Stored data

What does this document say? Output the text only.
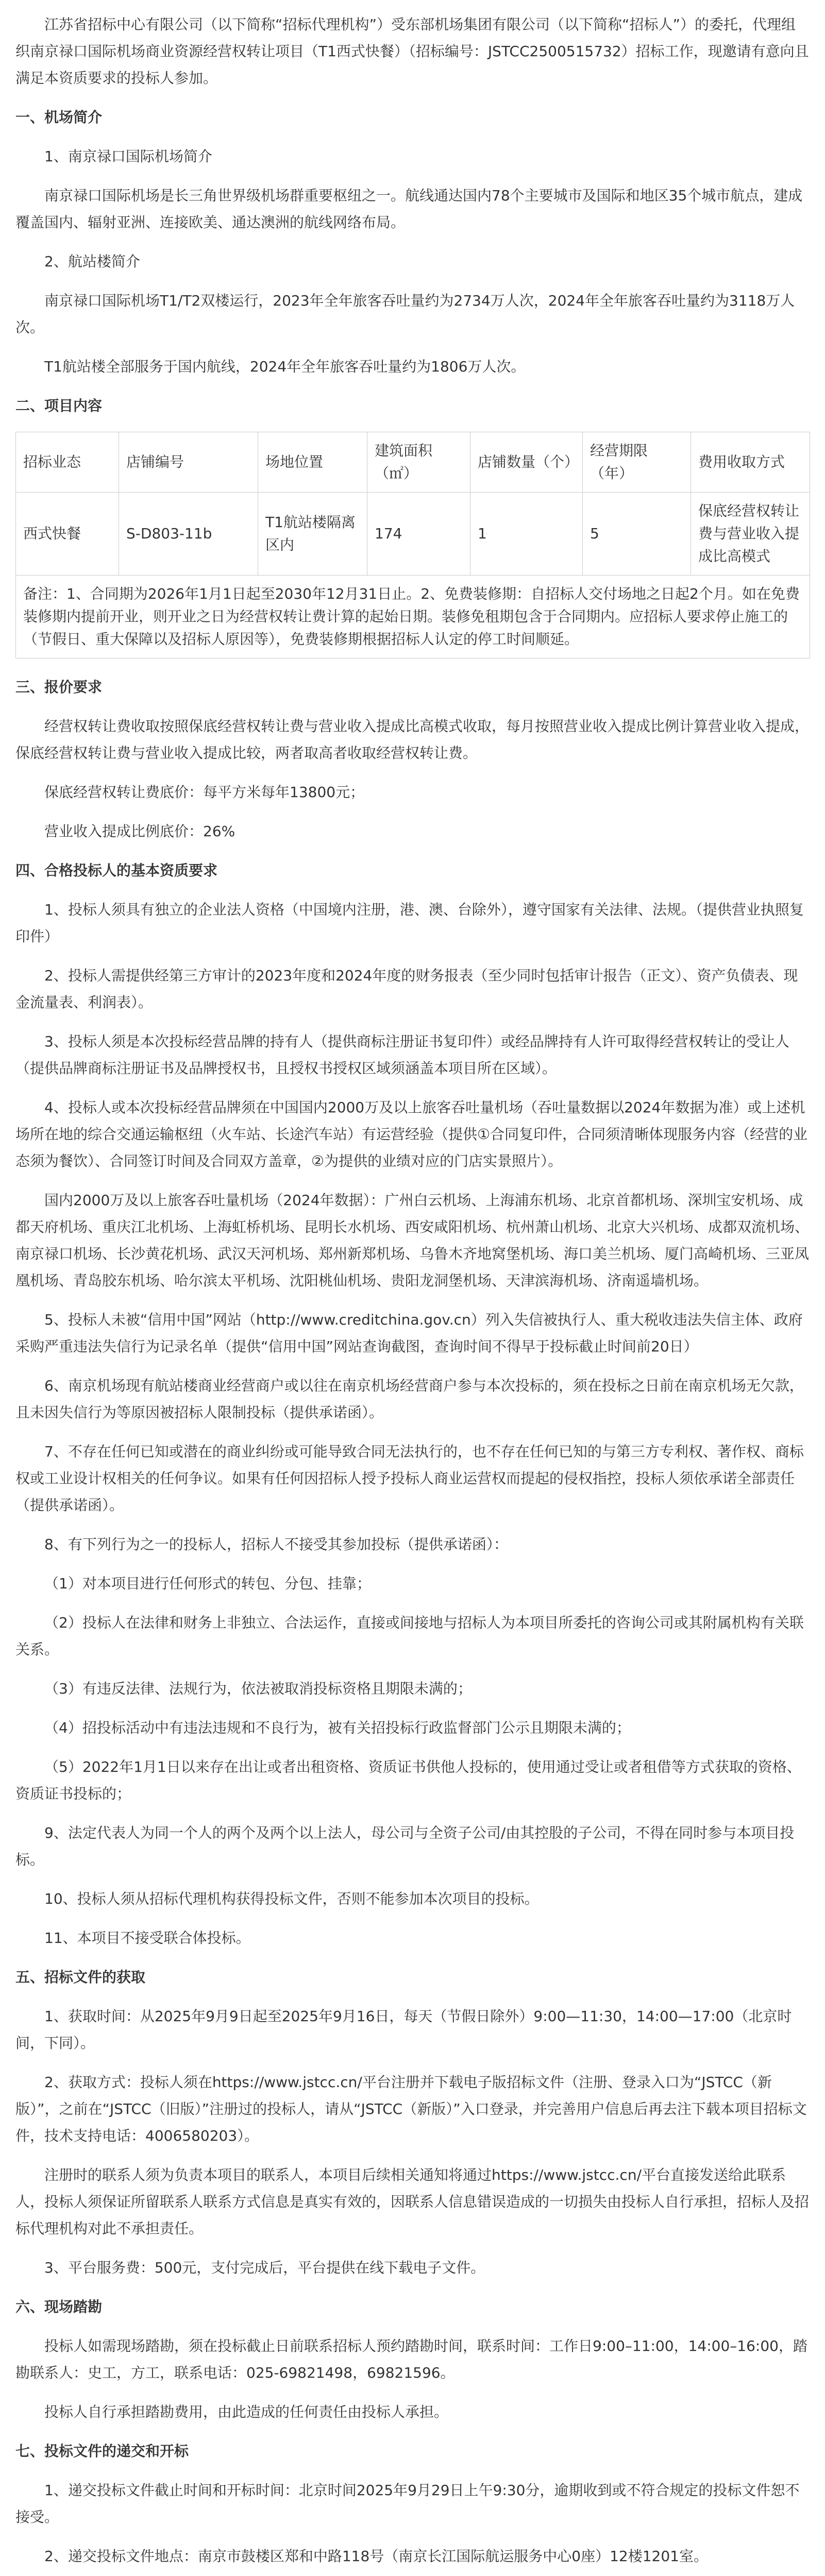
江苏省招标中心有限公司（以下简称“招标代理机构”）受东部机场集团有限公司（以下简称“招标人”）的委托，代理组织南京禄口国际机场商业资源经营权转让项目（T1西式快餐）（招标编号：JSTCC2500515732）招标工作，现邀请有意向且满足本资质要求的投标人参加。

一、机场简介

1、南京禄口国际机场简介

南京禄口国际机场是长三角世界级机场群重要枢纽之一。航线通达国内78个主要城市及国际和地区35个城市航点，建成覆盖国内、辐射亚洲、连接欧美、通达澳洲的航线网络布局。

2、航站楼简介

南京禄口国际机场T1/T2双楼运行，2023年全年旅客吞吐量约为2734万人次，2024年全年旅客吞吐量约为3118万人次。

T1航站楼全部服务于国内航线，2024年全年旅客吞吐量约为1806万人次。

二、项目内容

招标业态	店铺编号	场地位置	建筑面积（㎡）	店铺数量（个）	经营期限（年）	费用收取方式
西式快餐	S-D803-11b	T1航站楼隔离区内	174	1	5	保底经营权转让费与营业收入提成比高模式
备注：1、合同期为2026年1月1日起至2030年12月31日止。2、免费装修期：自招标人交付场地之日起2个月。如在免费装修期内提前开业，则开业之日为经营权转让费计算的起始日期。装修免租期包含于合同期内。应招标人要求停止施工的（节假日、重大保障以及招标人原因等），免费装修期根据招标人认定的停工时间顺延。						

三、报价要求

经营权转让费收取按照保底经营权转让费与营业收入提成比高模式收取，每月按照营业收入提成比例计算营业收入提成，保底经营权转让费与营业收入提成比较，两者取高者收取经营权转让费。

保底经营权转让费底价：每平方米每年13800元；

营业收入提成比例底价：26%

四、合格投标人的基本资质要求

1、投标人须具有独立的企业法人资格（中国境内注册，港、澳、台除外），遵守国家有关法律、法规。（提供营业执照复印件）

2、投标人需提供经第三方审计的2023年度和2024年度的财务报表（至少同时包括审计报告（正文）、资产负债表、现金流量表、利润表）。

3、投标人须是本次投标经营品牌的持有人（提供商标注册证书复印件）或经品牌持有人许可取得经营权转让的受让人（提供品牌商标注册证书及品牌授权书，且授权书授权区域须涵盖本项目所在区域）。

4、投标人或本次投标经营品牌须在中国国内2000万及以上旅客吞吐量机场（吞吐量数据以2024年数据为准）或上述机场所在地的综合交通运输枢纽（火车站、长途汽车站）有运营经验（提供①合同复印件，合同须清晰体现服务内容（经营的业态须为餐饮）、合同签订时间及合同双方盖章，②为提供的业绩对应的门店实景照片）。

国内2000万及以上旅客吞吐量机场（2024年数据）：广州白云机场、上海浦东机场、北京首都机场、深圳宝安机场、成都天府机场、重庆江北机场、上海虹桥机场、昆明长水机场、西安咸阳机场、杭州萧山机场、北京大兴机场、成都双流机场、南京禄口机场、长沙黄花机场、武汉天河机场、郑州新郑机场、乌鲁木齐地窝堡机场、海口美兰机场、厦门高崎机场、三亚凤凰机场、青岛胶东机场、哈尔滨太平机场、沈阳桃仙机场、贵阳龙洞堡机场、天津滨海机场、济南遥墙机场。

5、投标人未被“信用中国”网站（http://www.creditchina.gov.cn）列入失信被执行人、重大税收违法失信主体、政府采购严重违法失信行为记录名单（提供“信用中国”网站查询截图，查询时间不得早于投标截止时间前20日）

6、南京机场现有航站楼商业经营商户或以往在南京机场经营商户参与本次投标的，须在投标之日前在南京机场无欠款，且未因失信行为等原因被招标人限制投标（提供承诺函）。

7、不存在任何已知或潜在的商业纠纷或可能导致合同无法执行的，也不存在任何已知的与第三方专利权、著作权、商标权或工业设计权相关的任何争议。如果有任何因招标人授予投标人商业运营权而提起的侵权指控，投标人须依承诺全部责任（提供承诺函）。

8、有下列行为之一的投标人，招标人不接受其参加投标（提供承诺函）：

（1）对本项目进行任何形式的转包、分包、挂靠；

（2）投标人在法律和财务上非独立、合法运作，直接或间接地与招标人为本项目所委托的咨询公司或其附属机构有关联关系。

（3）有违反法律、法规行为，依法被取消投标资格且期限未满的；

（4）招投标活动中有违法违规和不良行为，被有关招投标行政监督部门公示且期限未满的；

（5）2022年1月1日以来存在出让或者出租资格、资质证书供他人投标的，使用通过受让或者租借等方式获取的资格、资质证书投标的；

9、法定代表人为同一个人的两个及两个以上法人，母公司与全资子公司/由其控股的子公司，不得在同时参与本项目投标。

10、投标人须从招标代理机构获得投标文件，否则不能参加本次项目的投标。

11、本项目不接受联合体投标。

五、招标文件的获取

1、获取时间：从2025年9月9日起至2025年9月16日，每天（节假日除外）9:00—11:30，14:00—17:00（北京时间，下同）。

2、获取方式：投标人须在https://www.jstcc.cn/平台注册并下载电子版招标文件（注册、登录入口为“JSTCC（新版）”，之前在“JSTCC（旧版）”注册过的投标人，请从“JSTCC（新版）”入口登录，并完善用户信息后再去注下载本项目招标文件，技术支持电话：4006580203）。

注册时的联系人须为负责本项目的联系人，本项目后续相关通知将通过https://www.jstcc.cn/平台直接发送给此联系人，投标人须保证所留联系人联系方式信息是真实有效的，因联系人信息错误造成的一切损失由投标人自行承担，招标人及招标代理机构对此不承担责任。

3、平台服务费：500元，支付完成后，平台提供在线下载电子文件。

六、现场踏勘

投标人如需现场踏勘，须在投标截止日前联系招标人预约踏勘时间，联系时间：工作日9:00–11:00，14:00–16:00，踏勘联系人：史工，方工，联系电话：025-69821498，69821596。

投标人自行承担踏勘费用，由此造成的任何责任由投标人承担。

七、投标文件的递交和开标

1、递交投标文件截止时间和开标时间：北京时间2025年9月29日上午9:30分，逾期收到或不符合规定的投标文件恕不接受。

2、递交投标文件地点：南京市鼓楼区郑和中路118号（南京长江国际航运服务中心0座）12楼1201室。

PROBLEM DETAILS
Pictures in the records above should not be copied. Repeat everything else exactly.

COMPLETED TASK
What does this document say? Output the text only.
江苏省招标中心有限公司（以下简称“招标代理机构”）受东部机场集团有限公司（以下简称“招标人”）的委托，代理组织南京禄口国际机场商业资源经营权转让项目（T1西式快餐）（招标编号：JSTCC2500515732）招标工作，现邀请有意向且满足本资质要求的投标人参加。

一、机场简介

1、南京禄口国际机场简介

南京禄口国际机场是长三角世界级机场群重要枢纽之一。航线通达国内78个主要城市及国际和地区35个城市航点，建成覆盖国内、辐射亚洲、连接欧美、通达澳洲的航线网络布局。

2、航站楼简介

南京禄口国际机场T1/T2双楼运行，2023年全年旅客吞吐量约为2734万人次，2024年全年旅客吞吐量约为3118万人次。

T1航站楼全部服务于国内航线，2024年全年旅客吞吐量约为1806万人次。

二、项目内容

招标业态	店铺编号	场地位置	建筑面积（㎡）	店铺数量（个）	经营期限（年）	费用收取方式
西式快餐	S-D803-11b	T1航站楼隔离区内	174	1	5	保底经营权转让费与营业收入提成比高模式
备注：1、合同期为2026年1月1日起至2030年12月31日止。2、免费装修期：自招标人交付场地之日起2个月。如在免费装修期内提前开业，则开业之日为经营权转让费计算的起始日期。装修免租期包含于合同期内。应招标人要求停止施工的（节假日、重大保障以及招标人原因等），免费装修期根据招标人认定的停工时间顺延。						

三、报价要求

经营权转让费收取按照保底经营权转让费与营业收入提成比高模式收取，每月按照营业收入提成比例计算营业收入提成，保底经营权转让费与营业收入提成比较，两者取高者收取经营权转让费。

保底经营权转让费底价：每平方米每年13800元；

营业收入提成比例底价：26%

四、合格投标人的基本资质要求

1、投标人须具有独立的企业法人资格（中国境内注册，港、澳、台除外），遵守国家有关法律、法规。（提供营业执照复印件）

2、投标人需提供经第三方审计的2023年度和2024年度的财务报表（至少同时包括审计报告（正文）、资产负债表、现金流量表、利润表）。

3、投标人须是本次投标经营品牌的持有人（提供商标注册证书复印件）或经品牌持有人许可取得经营权转让的受让人（提供品牌商标注册证书及品牌授权书，且授权书授权区域须涵盖本项目所在区域）。

4、投标人或本次投标经营品牌须在中国国内2000万及以上旅客吞吐量机场（吞吐量数据以2024年数据为准）或上述机场所在地的综合交通运输枢纽（火车站、长途汽车站）有运营经验（提供①合同复印件，合同须清晰体现服务内容（经营的业态须为餐饮）、合同签订时间及合同双方盖章，②为提供的业绩对应的门店实景照片）。

国内2000万及以上旅客吞吐量机场（2024年数据）：广州白云机场、上海浦东机场、北京首都机场、深圳宝安机场、成都天府机场、重庆江北机场、上海虹桥机场、昆明长水机场、西安咸阳机场、杭州萧山机场、北京大兴机场、成都双流机场、南京禄口机场、长沙黄花机场、武汉天河机场、郑州新郑机场、乌鲁木齐地窝堡机场、海口美兰机场、厦门高崎机场、三亚凤凰机场、青岛胶东机场、哈尔滨太平机场、沈阳桃仙机场、贵阳龙洞堡机场、天津滨海机场、济南遥墙机场。

5、投标人未被“信用中国”网站（http://www.creditchina.gov.cn）列入失信被执行人、重大税收违法失信主体、政府采购严重违法失信行为记录名单（提供“信用中国”网站查询截图，查询时间不得早于投标截止时间前20日）

6、南京机场现有航站楼商业经营商户或以往在南京机场经营商户参与本次投标的，须在投标之日前在南京机场无欠款，且未因失信行为等原因被招标人限制投标（提供承诺函）。

7、不存在任何已知或潜在的商业纠纷或可能导致合同无法执行的，也不存在任何已知的与第三方专利权、著作权、商标权或工业设计权相关的任何争议。如果有任何因招标人授予投标人商业运营权而提起的侵权指控，投标人须依承诺全部责任（提供承诺函）。

8、有下列行为之一的投标人，招标人不接受其参加投标（提供承诺函）：

（1）对本项目进行任何形式的转包、分包、挂靠；

（2）投标人在法律和财务上非独立、合法运作，直接或间接地与招标人为本项目所委托的咨询公司或其附属机构有关联关系。

（3）有违反法律、法规行为，依法被取消投标资格且期限未满的；

（4）招投标活动中有违法违规和不良行为，被有关招投标行政监督部门公示且期限未满的；

（5）2022年1月1日以来存在出让或者出租资格、资质证书供他人投标的，使用通过受让或者租借等方式获取的资格、资质证书投标的；

9、法定代表人为同一个人的两个及两个以上法人，母公司与全资子公司/由其控股的子公司，不得在同时参与本项目投标。

10、投标人须从招标代理机构获得投标文件，否则不能参加本次项目的投标。

11、本项目不接受联合体投标。

五、招标文件的获取

1、获取时间：从2025年9月9日起至2025年9月16日，每天（节假日除外）9:00—11:30，14:00—17:00（北京时间，下同）。

2、获取方式：投标人须在https://www.jstcc.cn/平台注册并下载电子版招标文件（注册、登录入口为“JSTCC（新版）”，之前在“JSTCC（旧版）”注册过的投标人，请从“JSTCC（新版）”入口登录，并完善用户信息后再去注下载本项目招标文件，技术支持电话：4006580203）。

注册时的联系人须为负责本项目的联系人，本项目后续相关通知将通过https://www.jstcc.cn/平台直接发送给此联系人，投标人须保证所留联系人联系方式信息是真实有效的，因联系人信息错误造成的一切损失由投标人自行承担，招标人及招标代理机构对此不承担责任。

3、平台服务费：500元，支付完成后，平台提供在线下载电子文件。

六、现场踏勘

投标人如需现场踏勘，须在投标截止日前联系招标人预约踏勘时间，联系时间：工作日9:00–11:00，14:00–16:00，踏勘联系人：史工，方工，联系电话：025-69821498，69821596。

投标人自行承担踏勘费用，由此造成的任何责任由投标人承担。

七、投标文件的递交和开标

1、递交投标文件截止时间和开标时间：北京时间2025年9月29日上午9:30分，逾期收到或不符合规定的投标文件恕不接受。

2、递交投标文件地点：南京市鼓楼区郑和中路118号（南京长江国际航运服务中心0座）12楼1201室。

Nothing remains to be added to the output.